Work to be completed -
Single out the lines of the material that contain "name" and copy them.

Records excerpted from a collection -
------------
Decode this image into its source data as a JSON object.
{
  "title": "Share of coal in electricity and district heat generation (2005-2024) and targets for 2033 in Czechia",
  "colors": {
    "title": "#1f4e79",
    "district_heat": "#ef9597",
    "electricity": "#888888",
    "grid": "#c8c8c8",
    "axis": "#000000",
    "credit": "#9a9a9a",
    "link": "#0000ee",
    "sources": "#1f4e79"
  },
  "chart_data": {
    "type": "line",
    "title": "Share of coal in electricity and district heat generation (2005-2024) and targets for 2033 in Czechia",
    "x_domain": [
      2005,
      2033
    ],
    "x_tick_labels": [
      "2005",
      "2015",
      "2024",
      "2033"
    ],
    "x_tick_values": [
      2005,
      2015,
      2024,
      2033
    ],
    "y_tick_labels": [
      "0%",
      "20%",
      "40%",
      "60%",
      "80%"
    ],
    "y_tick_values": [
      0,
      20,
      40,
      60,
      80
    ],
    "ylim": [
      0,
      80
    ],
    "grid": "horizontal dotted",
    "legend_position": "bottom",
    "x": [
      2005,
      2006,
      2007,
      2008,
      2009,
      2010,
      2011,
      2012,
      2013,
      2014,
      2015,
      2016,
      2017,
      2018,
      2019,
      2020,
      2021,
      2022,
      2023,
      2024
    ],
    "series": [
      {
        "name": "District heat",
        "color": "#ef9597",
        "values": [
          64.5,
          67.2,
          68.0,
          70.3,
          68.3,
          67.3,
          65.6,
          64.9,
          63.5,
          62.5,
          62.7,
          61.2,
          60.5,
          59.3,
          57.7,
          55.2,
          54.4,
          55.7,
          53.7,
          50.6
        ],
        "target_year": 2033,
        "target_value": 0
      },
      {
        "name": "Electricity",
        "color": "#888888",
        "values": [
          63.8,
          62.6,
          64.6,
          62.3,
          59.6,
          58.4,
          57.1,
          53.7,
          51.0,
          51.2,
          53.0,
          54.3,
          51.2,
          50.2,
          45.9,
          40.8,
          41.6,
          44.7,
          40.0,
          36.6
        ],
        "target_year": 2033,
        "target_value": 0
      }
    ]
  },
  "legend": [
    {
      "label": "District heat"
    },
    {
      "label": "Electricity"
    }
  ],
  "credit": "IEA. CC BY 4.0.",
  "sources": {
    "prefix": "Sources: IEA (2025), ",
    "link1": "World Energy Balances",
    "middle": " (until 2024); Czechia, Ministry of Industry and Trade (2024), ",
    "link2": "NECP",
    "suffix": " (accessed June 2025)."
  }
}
------------
Result for this exercise -
        "name": "District heat",
        "name": "Electricity",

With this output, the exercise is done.